Written request: Pick every line from the data that holds the word "double".

Stored data:
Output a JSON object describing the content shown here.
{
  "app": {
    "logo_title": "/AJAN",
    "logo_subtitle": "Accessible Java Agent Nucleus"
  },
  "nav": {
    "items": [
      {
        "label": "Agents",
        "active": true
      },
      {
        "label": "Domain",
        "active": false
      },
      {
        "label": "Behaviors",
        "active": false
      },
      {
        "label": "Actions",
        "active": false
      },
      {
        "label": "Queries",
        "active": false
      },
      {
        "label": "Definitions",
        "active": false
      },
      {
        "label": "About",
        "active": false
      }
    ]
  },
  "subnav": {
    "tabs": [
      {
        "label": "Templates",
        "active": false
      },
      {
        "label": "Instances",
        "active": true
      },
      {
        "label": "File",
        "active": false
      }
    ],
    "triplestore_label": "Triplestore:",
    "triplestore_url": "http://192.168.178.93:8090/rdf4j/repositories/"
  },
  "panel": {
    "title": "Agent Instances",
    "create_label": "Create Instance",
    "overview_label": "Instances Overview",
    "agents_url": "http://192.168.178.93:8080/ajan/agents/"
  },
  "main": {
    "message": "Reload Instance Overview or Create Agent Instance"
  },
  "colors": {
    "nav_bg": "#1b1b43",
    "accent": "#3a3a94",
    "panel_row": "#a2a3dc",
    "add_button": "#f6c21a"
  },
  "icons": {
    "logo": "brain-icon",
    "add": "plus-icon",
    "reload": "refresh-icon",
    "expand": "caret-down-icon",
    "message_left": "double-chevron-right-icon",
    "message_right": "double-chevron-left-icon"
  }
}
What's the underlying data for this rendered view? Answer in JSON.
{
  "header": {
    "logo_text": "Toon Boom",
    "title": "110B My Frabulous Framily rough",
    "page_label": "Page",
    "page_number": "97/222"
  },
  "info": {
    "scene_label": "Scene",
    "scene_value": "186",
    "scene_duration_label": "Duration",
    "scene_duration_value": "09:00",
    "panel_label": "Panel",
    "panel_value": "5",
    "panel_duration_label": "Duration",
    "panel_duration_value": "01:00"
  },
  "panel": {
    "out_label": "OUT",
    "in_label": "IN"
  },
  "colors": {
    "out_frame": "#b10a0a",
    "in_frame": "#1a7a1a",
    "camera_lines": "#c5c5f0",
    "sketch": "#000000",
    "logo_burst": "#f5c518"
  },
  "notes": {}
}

Output of the task:
    "message_left": "double-chevron-right-icon",
    "message_right": "double-chevron-left-icon"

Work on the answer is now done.